— Begin RECORDS FOR THE TASK —

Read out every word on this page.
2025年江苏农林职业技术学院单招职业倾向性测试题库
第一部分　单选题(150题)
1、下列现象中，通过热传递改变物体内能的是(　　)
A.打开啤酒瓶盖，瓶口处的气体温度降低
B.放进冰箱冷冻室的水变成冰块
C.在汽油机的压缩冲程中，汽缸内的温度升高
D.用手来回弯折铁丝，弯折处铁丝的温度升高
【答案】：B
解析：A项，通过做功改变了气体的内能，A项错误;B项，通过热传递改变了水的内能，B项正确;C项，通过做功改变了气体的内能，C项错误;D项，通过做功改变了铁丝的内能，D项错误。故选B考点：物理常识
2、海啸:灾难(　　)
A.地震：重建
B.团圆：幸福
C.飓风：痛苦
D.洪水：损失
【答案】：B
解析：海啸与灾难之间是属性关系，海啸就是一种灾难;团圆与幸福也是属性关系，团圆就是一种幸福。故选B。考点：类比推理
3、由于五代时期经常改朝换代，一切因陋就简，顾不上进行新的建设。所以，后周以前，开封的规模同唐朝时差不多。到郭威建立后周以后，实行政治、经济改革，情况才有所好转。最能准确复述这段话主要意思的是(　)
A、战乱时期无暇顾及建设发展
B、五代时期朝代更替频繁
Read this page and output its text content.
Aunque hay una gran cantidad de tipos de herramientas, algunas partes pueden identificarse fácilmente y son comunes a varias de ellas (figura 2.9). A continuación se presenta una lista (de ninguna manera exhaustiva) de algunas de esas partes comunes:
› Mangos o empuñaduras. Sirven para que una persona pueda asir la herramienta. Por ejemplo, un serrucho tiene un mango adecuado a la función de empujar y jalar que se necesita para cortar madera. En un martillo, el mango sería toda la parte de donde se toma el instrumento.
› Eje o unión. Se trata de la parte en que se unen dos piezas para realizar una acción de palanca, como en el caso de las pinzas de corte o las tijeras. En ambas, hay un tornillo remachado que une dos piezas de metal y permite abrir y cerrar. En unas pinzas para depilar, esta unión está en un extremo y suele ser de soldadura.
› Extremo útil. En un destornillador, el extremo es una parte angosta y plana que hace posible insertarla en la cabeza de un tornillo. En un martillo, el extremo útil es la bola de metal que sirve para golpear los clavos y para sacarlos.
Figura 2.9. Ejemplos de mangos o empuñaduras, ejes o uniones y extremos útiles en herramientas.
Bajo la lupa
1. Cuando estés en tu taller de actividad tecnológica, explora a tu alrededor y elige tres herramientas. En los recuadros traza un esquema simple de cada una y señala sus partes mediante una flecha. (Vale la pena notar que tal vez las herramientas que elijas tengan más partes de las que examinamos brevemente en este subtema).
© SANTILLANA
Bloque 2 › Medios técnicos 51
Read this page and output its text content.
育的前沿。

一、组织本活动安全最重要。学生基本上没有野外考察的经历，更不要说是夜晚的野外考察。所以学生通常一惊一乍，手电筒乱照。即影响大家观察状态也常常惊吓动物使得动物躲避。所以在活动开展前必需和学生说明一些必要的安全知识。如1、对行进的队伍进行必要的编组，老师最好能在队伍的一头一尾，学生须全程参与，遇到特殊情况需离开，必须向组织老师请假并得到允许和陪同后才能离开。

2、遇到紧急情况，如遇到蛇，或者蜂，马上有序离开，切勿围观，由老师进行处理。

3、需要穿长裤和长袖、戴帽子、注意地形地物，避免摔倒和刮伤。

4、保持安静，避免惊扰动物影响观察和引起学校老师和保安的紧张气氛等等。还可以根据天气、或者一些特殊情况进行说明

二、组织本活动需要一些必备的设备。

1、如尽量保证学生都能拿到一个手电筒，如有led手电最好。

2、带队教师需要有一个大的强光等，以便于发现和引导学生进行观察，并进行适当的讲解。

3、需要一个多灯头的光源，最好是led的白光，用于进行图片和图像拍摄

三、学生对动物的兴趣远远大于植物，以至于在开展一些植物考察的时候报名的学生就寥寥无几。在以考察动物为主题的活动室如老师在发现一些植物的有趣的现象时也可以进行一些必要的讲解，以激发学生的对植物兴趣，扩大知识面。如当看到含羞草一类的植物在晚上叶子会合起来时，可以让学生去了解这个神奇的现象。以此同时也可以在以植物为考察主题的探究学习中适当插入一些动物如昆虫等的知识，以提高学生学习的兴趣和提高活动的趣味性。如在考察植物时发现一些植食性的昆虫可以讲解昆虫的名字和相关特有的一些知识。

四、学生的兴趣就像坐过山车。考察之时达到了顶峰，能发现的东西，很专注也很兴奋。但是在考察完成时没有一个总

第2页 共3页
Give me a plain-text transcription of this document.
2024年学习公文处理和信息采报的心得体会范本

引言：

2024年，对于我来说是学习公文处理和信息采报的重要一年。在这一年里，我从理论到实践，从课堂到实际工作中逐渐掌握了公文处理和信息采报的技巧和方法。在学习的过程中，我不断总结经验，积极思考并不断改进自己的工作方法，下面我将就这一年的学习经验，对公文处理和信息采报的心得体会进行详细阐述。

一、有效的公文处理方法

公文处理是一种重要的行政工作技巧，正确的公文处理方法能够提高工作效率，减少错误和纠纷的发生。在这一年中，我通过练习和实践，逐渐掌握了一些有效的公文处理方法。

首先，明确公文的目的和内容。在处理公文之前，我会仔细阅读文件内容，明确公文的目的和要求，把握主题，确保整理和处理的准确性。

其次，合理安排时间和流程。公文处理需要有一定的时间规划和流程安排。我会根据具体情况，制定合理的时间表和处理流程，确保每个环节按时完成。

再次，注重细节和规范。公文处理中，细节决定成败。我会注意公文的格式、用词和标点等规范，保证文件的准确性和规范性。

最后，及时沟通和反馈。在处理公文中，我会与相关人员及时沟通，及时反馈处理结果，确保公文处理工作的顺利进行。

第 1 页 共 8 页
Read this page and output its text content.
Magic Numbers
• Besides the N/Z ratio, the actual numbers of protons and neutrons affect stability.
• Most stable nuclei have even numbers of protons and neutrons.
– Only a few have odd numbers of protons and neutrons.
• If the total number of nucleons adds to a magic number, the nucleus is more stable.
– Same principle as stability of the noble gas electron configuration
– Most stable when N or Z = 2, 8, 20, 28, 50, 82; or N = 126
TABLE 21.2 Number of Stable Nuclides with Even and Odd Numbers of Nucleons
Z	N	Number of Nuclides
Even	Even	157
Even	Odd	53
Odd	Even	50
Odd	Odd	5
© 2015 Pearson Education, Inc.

— End RECORDS FOR THE TASK —

### WHAT YOU SHOULD DO
Reproduce the complete set of lines precisely as supplied.

### OUTPUT OF THE TASK
Read out every word on this page.
2025年江苏农林职业技术学院单招职业倾向性测试题库
第一部分　单选题(150题)
1、下列现象中，通过热传递改变物体内能的是(　　)
A.打开啤酒瓶盖，瓶口处的气体温度降低
B.放进冰箱冷冻室的水变成冰块
C.在汽油机的压缩冲程中，汽缸内的温度升高
D.用手来回弯折铁丝，弯折处铁丝的温度升高
【答案】：B
解析：A项，通过做功改变了气体的内能，A项错误;B项，通过热传递改变了水的内能，B项正确;C项，通过做功改变了气体的内能，C项错误;D项，通过做功改变了铁丝的内能，D项错误。故选B考点：物理常识
2、海啸:灾难(　　)
A.地震：重建
B.团圆：幸福
C.飓风：痛苦
D.洪水：损失
【答案】：B
解析：海啸与灾难之间是属性关系，海啸就是一种灾难;团圆与幸福也是属性关系，团圆就是一种幸福。故选B。考点：类比推理
3、由于五代时期经常改朝换代，一切因陋就简，顾不上进行新的建设。所以，后周以前，开封的规模同唐朝时差不多。到郭威建立后周以后，实行政治、经济改革，情况才有所好转。最能准确复述这段话主要意思的是(　)
A、战乱时期无暇顾及建设发展
B、五代时期朝代更替频繁
Read this page and output its text content.
Aunque hay una gran cantidad de tipos de herramientas, algunas partes pueden identificarse fácilmente y son comunes a varias de ellas (figura 2.9). A continuación se presenta una lista (de ninguna manera exhaustiva) de algunas de esas partes comunes:
› Mangos o empuñaduras. Sirven para que una persona pueda asir la herramienta. Por ejemplo, un serrucho tiene un mango adecuado a la función de empujar y jalar que se necesita para cortar madera. En un martillo, el mango sería toda la parte de donde se toma el instrumento.
› Eje o unión. Se trata de la parte en que se unen dos piezas para realizar una acción de palanca, como en el caso de las pinzas de corte o las tijeras. En ambas, hay un tornillo remachado que une dos piezas de metal y permite abrir y cerrar. En unas pinzas para depilar, esta unión está en un extremo y suele ser de soldadura.
› Extremo útil. En un destornillador, el extremo es una parte angosta y plana que hace posible insertarla en la cabeza de un tornillo. En un martillo, el extremo útil es la bola de metal que sirve para golpear los clavos y para sacarlos.
Figura 2.9. Ejemplos de mangos o empuñaduras, ejes o uniones y extremos útiles en herramientas.
Bajo la lupa
1. Cuando estés en tu taller de actividad tecnológica, explora a tu alrededor y elige tres herramientas. En los recuadros traza un esquema simple de cada una y señala sus partes mediante una flecha. (Vale la pena notar que tal vez las herramientas que elijas tengan más partes de las que examinamos brevemente en este subtema).
© SANTILLANA
Bloque 2 › Medios técnicos 51
Read this page and output its text content.
育的前沿。

一、组织本活动安全最重要。学生基本上没有野外考察的经历，更不要说是夜晚的野外考察。所以学生通常一惊一乍，手电筒乱照。即影响大家观察状态也常常惊吓动物使得动物躲避。所以在活动开展前必需和学生说明一些必要的安全知识。如1、对行进的队伍进行必要的编组，老师最好能在队伍的一头一尾，学生须全程参与，遇到特殊情况需离开，必须向组织老师请假并得到允许和陪同后才能离开。

2、遇到紧急情况，如遇到蛇，或者蜂，马上有序离开，切勿围观，由老师进行处理。

3、需要穿长裤和长袖、戴帽子、注意地形地物，避免摔倒和刮伤。

4、保持安静，避免惊扰动物影响观察和引起学校老师和保安的紧张气氛等等。还可以根据天气、或者一些特殊情况进行说明

二、组织本活动需要一些必备的设备。

1、如尽量保证学生都能拿到一个手电筒，如有led手电最好。

2、带队教师需要有一个大的强光等，以便于发现和引导学生进行观察，并进行适当的讲解。

3、需要一个多灯头的光源，最好是led的白光，用于进行图片和图像拍摄

三、学生对动物的兴趣远远大于植物，以至于在开展一些植物考察的时候报名的学生就寥寥无几。在以考察动物为主题的活动室如老师在发现一些植物的有趣的现象时也可以进行一些必要的讲解，以激发学生的对植物兴趣，扩大知识面。如当看到含羞草一类的植物在晚上叶子会合起来时，可以让学生去了解这个神奇的现象。以此同时也可以在以植物为考察主题的探究学习中适当插入一些动物如昆虫等的知识，以提高学生学习的兴趣和提高活动的趣味性。如在考察植物时发现一些植食性的昆虫可以讲解昆虫的名字和相关特有的一些知识。

四、学生的兴趣就像坐过山车。考察之时达到了顶峰，能发现的东西，很专注也很兴奋。但是在考察完成时没有一个总

第2页 共3页
Give me a plain-text transcription of this document.
2024年学习公文处理和信息采报的心得体会范本

引言：

2024年，对于我来说是学习公文处理和信息采报的重要一年。在这一年里，我从理论到实践，从课堂到实际工作中逐渐掌握了公文处理和信息采报的技巧和方法。在学习的过程中，我不断总结经验，积极思考并不断改进自己的工作方法，下面我将就这一年的学习经验，对公文处理和信息采报的心得体会进行详细阐述。

一、有效的公文处理方法

公文处理是一种重要的行政工作技巧，正确的公文处理方法能够提高工作效率，减少错误和纠纷的发生。在这一年中，我通过练习和实践，逐渐掌握了一些有效的公文处理方法。

首先，明确公文的目的和内容。在处理公文之前，我会仔细阅读文件内容，明确公文的目的和要求，把握主题，确保整理和处理的准确性。

其次，合理安排时间和流程。公文处理需要有一定的时间规划和流程安排。我会根据具体情况，制定合理的时间表和处理流程，确保每个环节按时完成。

再次，注重细节和规范。公文处理中，细节决定成败。我会注意公文的格式、用词和标点等规范，保证文件的准确性和规范性。

最后，及时沟通和反馈。在处理公文中，我会与相关人员及时沟通，及时反馈处理结果，确保公文处理工作的顺利进行。

第 1 页 共 8 页
Read this page and output its text content.
Magic Numbers
• Besides the N/Z ratio, the actual numbers of protons and neutrons affect stability.
• Most stable nuclei have even numbers of protons and neutrons.
– Only a few have odd numbers of protons and neutrons.
• If the total number of nucleons adds to a magic number, the nucleus is more stable.
– Same principle as stability of the noble gas electron configuration
– Most stable when N or Z = 2, 8, 20, 28, 50, 82; or N = 126
TABLE 21.2 Number of Stable Nuclides with Even and Odd Numbers of Nucleons
Z	N	Number of Nuclides
Even	Even	157
Even	Odd	53
Odd	Even	50
Odd	Odd	5
© 2015 Pearson Education, Inc.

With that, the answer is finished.